EXERCISE PROMPT: Please give the listing again in its entirety, exactly as written.

::::::::::

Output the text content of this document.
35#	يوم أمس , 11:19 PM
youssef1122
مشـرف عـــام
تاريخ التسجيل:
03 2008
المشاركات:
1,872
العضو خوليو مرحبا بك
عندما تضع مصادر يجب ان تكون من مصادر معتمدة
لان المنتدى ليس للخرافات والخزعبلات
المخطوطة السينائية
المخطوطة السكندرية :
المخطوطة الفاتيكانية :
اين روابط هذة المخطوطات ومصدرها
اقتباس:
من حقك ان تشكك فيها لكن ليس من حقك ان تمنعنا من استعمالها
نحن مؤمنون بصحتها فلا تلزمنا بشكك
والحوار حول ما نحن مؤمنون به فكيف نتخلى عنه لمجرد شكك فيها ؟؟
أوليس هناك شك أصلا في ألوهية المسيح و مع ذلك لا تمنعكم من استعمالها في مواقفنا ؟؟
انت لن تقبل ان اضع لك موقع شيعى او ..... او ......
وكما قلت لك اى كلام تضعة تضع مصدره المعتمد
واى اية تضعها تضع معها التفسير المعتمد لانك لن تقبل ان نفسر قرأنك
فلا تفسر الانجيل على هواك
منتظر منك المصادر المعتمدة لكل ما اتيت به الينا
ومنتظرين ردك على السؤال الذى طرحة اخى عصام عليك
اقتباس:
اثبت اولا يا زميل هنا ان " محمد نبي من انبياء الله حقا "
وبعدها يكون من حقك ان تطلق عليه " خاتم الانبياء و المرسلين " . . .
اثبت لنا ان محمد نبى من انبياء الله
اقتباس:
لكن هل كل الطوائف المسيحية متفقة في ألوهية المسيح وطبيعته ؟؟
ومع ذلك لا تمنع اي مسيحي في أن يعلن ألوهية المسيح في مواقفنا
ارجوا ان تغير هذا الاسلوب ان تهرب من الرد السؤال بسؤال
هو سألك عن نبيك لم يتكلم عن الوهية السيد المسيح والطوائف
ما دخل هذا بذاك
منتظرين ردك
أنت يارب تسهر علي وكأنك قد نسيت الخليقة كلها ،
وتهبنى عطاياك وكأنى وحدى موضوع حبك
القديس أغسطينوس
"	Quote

::::::::::

WRITTEN REPLY:
Output the text content of this document.
35#	يوم أمس , 11:19 PM
youssef1122
مشـرف عـــام
تاريخ التسجيل:
03 2008
المشاركات:
1,872
العضو خوليو مرحبا بك
عندما تضع مصادر يجب ان تكون من مصادر معتمدة
لان المنتدى ليس للخرافات والخزعبلات
المخطوطة السينائية
المخطوطة السكندرية :
المخطوطة الفاتيكانية :
اين روابط هذة المخطوطات ومصدرها
اقتباس:
من حقك ان تشكك فيها لكن ليس من حقك ان تمنعنا من استعمالها
نحن مؤمنون بصحتها فلا تلزمنا بشكك
والحوار حول ما نحن مؤمنون به فكيف نتخلى عنه لمجرد شكك فيها ؟؟
أوليس هناك شك أصلا في ألوهية المسيح و مع ذلك لا تمنعكم من استعمالها في مواقفنا ؟؟
انت لن تقبل ان اضع لك موقع شيعى او ..... او ......
وكما قلت لك اى كلام تضعة تضع مصدره المعتمد
واى اية تضعها تضع معها التفسير المعتمد لانك لن تقبل ان نفسر قرأنك
فلا تفسر الانجيل على هواك
منتظر منك المصادر المعتمدة لكل ما اتيت به الينا
ومنتظرين ردك على السؤال الذى طرحة اخى عصام عليك
اقتباس:
اثبت اولا يا زميل هنا ان " محمد نبي من انبياء الله حقا "
وبعدها يكون من حقك ان تطلق عليه " خاتم الانبياء و المرسلين " . . .
اثبت لنا ان محمد نبى من انبياء الله
اقتباس:
لكن هل كل الطوائف المسيحية متفقة في ألوهية المسيح وطبيعته ؟؟
ومع ذلك لا تمنع اي مسيحي في أن يعلن ألوهية المسيح في مواقفنا
ارجوا ان تغير هذا الاسلوب ان تهرب من الرد السؤال بسؤال
هو سألك عن نبيك لم يتكلم عن الوهية السيد المسيح والطوائف
ما دخل هذا بذاك
منتظرين ردك
أنت يارب تسهر علي وكأنك قد نسيت الخليقة كلها ،
وتهبنى عطاياك وكأنى وحدى موضوع حبك
القديس أغسطينوس
"	Quote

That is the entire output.